Consigne 1 ▸ D'après l'extrait fourni, en quelle année William Friedkin a-t-il sorti French Connection ?
Consigne 2 ▸ Extrayez sans rien changer, parmi les lignes des données, celles qui vont de la ligne contenant « data-label: 14 xyxy=(1017,379,1037,399) » jusqu'à la ligne contenant « bar xyxy=(1004,275,1042,309) », ces deux lignes comprises.

Extrait fourni ▸
Avec son look soigneusement vintage (les DS, les cravates en laine, les papiers peints à fleurs, les chansons de Gainsbourg, Mike Brant ou Sheila, le clin d’oeil à Belmondo), La French permet à Jean Dujardin et à Gilles Lellouche de dessiner de solides personnages. Lellouche fait de Zampa, qui se voit comme un entrepreneur, un « méchant » d’abord très sûr de lui puis peu à peu rattrapé par le doute et la peur. En la jouant plutôt ténébreux, Dujardin profite, avec le juge Michel, d’un « matériau » de choix. « Enragé », « justicier« , « cow boy », croisé parti en mission, le juge d’instruction possède aussi sa part d’ombre. On évoque ainsi son ancienne addiction au jeu et sa femme suggère que son investissement total dans la lutte contre les trafiquants d’héroïne est une autre manière de « gagner la partie »

En 1971, William Friedkin donnait, avec French Connection, et l’enquête menée par Popeye Doyle (Gene Hackman) et Cloudy Russo (Roy Scheider), le versant new-yorkais de l’affaire. Voici, avec La French, le volet français avec le portrait d’un croisé de la justice au destin tragique. En tentant de l’acheter avec un gros paquet de billets, un truand prédisait à Pierre Michel: « Monsieur le juge, vous allez vous tuer à la tâche… »

LA FRENCH Thriller (France – 2h15) de Cédric Jimenez avec Jean Dujardin, Gilles Lellouche, Céline Sallette, Mélanie Doutey, Benoît Magimel, Guillaume Gouix, Bruno Todeschini, Moussa Maaskri, Cyril Lecomte, Bernard Blancan, Gérard Meylan, Eric Fraticelli, Féodor Atkine. Dans les salles le 3 décembre.

Relevés des limites des éléments ▸
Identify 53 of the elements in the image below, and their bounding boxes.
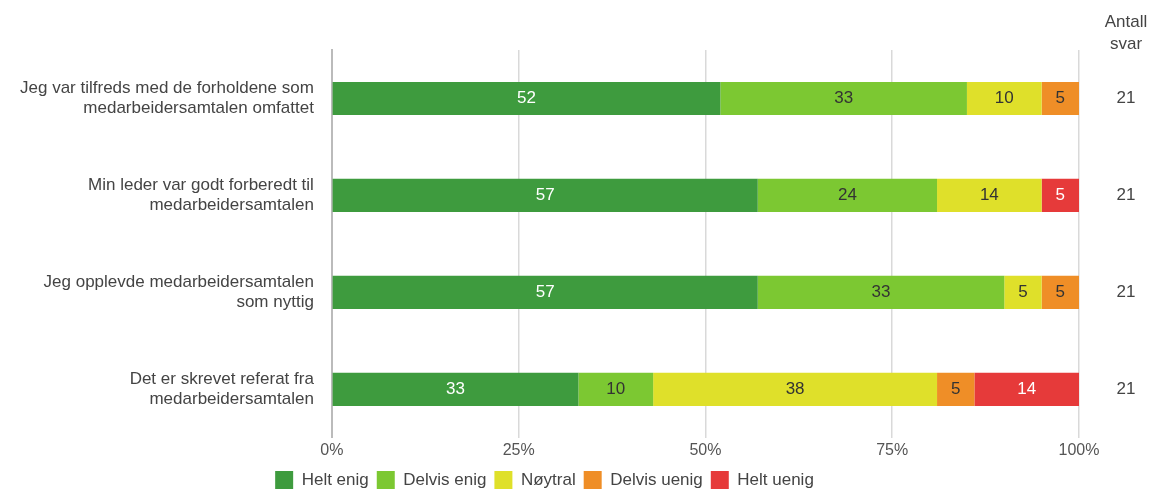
data-label: 14 xyxy=(1017,379,1037,399)
bar xyxy=(332,81,721,116)
data-label: 33 xyxy=(446,379,465,399)
text: 21 xyxy=(1116,379,1136,399)
data-label: 5 xyxy=(1055,282,1066,302)
data-label: 33 xyxy=(834,88,854,108)
data-label: 10 xyxy=(994,88,1014,108)
bar xyxy=(1004,275,1042,309)
legend-label: Delvis enig xyxy=(403,469,487,489)
data-label: 57 xyxy=(535,185,555,205)
y-tick-label: Jeg opplevde medarbeidersamtalen som nyttig xyxy=(43,271,314,312)
bar xyxy=(1041,275,1079,309)
text: 21 xyxy=(1116,185,1136,205)
data-label: 33 xyxy=(871,282,891,302)
data-label: 10 xyxy=(606,379,626,399)
bar xyxy=(332,275,758,309)
x-tick-label: 25% xyxy=(502,440,535,458)
y-tick-label: Det er skrevet referat fra medarbeidersamtalen xyxy=(129,368,315,409)
legend-label: Helt enig xyxy=(301,469,369,489)
legend-label: Helt uenig xyxy=(737,469,814,489)
text: 21 xyxy=(1116,282,1136,302)
legend-label: Delvis uenig xyxy=(610,469,703,489)
bar xyxy=(653,372,938,406)
bar xyxy=(966,81,1042,116)
data-label: 38 xyxy=(785,379,805,399)
x-tick-label: 0% xyxy=(320,440,344,458)
bar xyxy=(757,275,1005,309)
data-label: 24 xyxy=(837,185,857,205)
bar xyxy=(332,372,579,406)
legend-label: Nøytral xyxy=(520,469,576,489)
data-label: 52 xyxy=(517,88,536,108)
y-tick-label: Min leder var godt forberedt til medarbeidersamtalen xyxy=(88,174,314,215)
bar xyxy=(937,372,975,406)
text: Antall svar xyxy=(1104,11,1148,53)
bar xyxy=(1041,81,1079,116)
data-label: 14 xyxy=(979,185,999,205)
x-tick-label: 100% xyxy=(1058,440,1100,458)
bar xyxy=(974,372,1079,406)
y-tick-label: Jeg var tilfreds med de forholdene som medarbeidersamtalen omfattet xyxy=(20,77,315,118)
data-label: 5 xyxy=(1055,185,1066,205)
bar xyxy=(578,372,654,406)
bar xyxy=(757,178,938,212)
bar xyxy=(937,178,1042,212)
data-label: 5 xyxy=(1018,282,1028,302)
text: 21 xyxy=(1116,88,1136,108)
data-label: 57 xyxy=(535,282,555,302)
bar xyxy=(1041,178,1079,212)
bar xyxy=(720,81,967,116)
bar xyxy=(332,178,758,212)
data-label: 5 xyxy=(1055,88,1066,108)
x-tick-label: 50% xyxy=(689,440,722,458)
data-label: 5 xyxy=(950,379,961,399)
x-tick-label: 75% xyxy=(876,440,909,458)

Corrigé 1 ▸ En 1971.

Corrigé 2 ▸
data-label: 14 xyxy=(1017,379,1037,399)
bar xyxy=(332,81,721,116)
data-label: 33 xyxy=(446,379,465,399)
text: 21 xyxy=(1116,379,1136,399)
data-label: 5 xyxy=(1055,282,1066,302)
data-label: 33 xyxy=(834,88,854,108)
data-label: 10 xyxy=(994,88,1014,108)
bar xyxy=(1004,275,1042,309)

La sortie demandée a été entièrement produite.